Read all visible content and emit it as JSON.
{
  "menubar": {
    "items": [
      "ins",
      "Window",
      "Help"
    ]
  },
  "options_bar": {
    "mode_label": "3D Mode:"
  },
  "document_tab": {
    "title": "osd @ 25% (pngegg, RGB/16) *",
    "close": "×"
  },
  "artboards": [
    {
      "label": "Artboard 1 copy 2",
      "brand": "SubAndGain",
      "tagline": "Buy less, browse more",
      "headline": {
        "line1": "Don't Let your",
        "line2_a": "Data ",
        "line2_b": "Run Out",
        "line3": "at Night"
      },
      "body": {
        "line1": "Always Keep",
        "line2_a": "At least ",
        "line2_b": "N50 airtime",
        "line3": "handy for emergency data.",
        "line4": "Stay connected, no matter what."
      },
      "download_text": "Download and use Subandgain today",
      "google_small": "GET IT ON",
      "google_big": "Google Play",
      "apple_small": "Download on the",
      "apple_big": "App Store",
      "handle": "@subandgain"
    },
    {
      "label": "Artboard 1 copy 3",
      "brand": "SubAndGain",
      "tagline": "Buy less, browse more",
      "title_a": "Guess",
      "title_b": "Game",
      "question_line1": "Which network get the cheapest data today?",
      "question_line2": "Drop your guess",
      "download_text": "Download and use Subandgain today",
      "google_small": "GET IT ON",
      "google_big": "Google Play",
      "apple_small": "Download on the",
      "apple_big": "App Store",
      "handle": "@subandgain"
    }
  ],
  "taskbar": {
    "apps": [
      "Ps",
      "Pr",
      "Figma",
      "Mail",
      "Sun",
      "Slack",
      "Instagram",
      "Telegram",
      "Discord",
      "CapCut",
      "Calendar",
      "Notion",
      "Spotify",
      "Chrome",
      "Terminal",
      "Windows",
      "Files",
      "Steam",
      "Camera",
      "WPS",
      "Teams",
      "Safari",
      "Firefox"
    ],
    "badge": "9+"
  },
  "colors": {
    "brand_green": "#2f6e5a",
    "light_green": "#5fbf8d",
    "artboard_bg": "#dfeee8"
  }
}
==================================================
#### GOAL:
Filter the entries down to the lines with the word "copy" in them.

#### WRITTEN SOLUTION:
      "label": "Artboard 1 copy 2",
      "label": "Artboard 1 copy 3",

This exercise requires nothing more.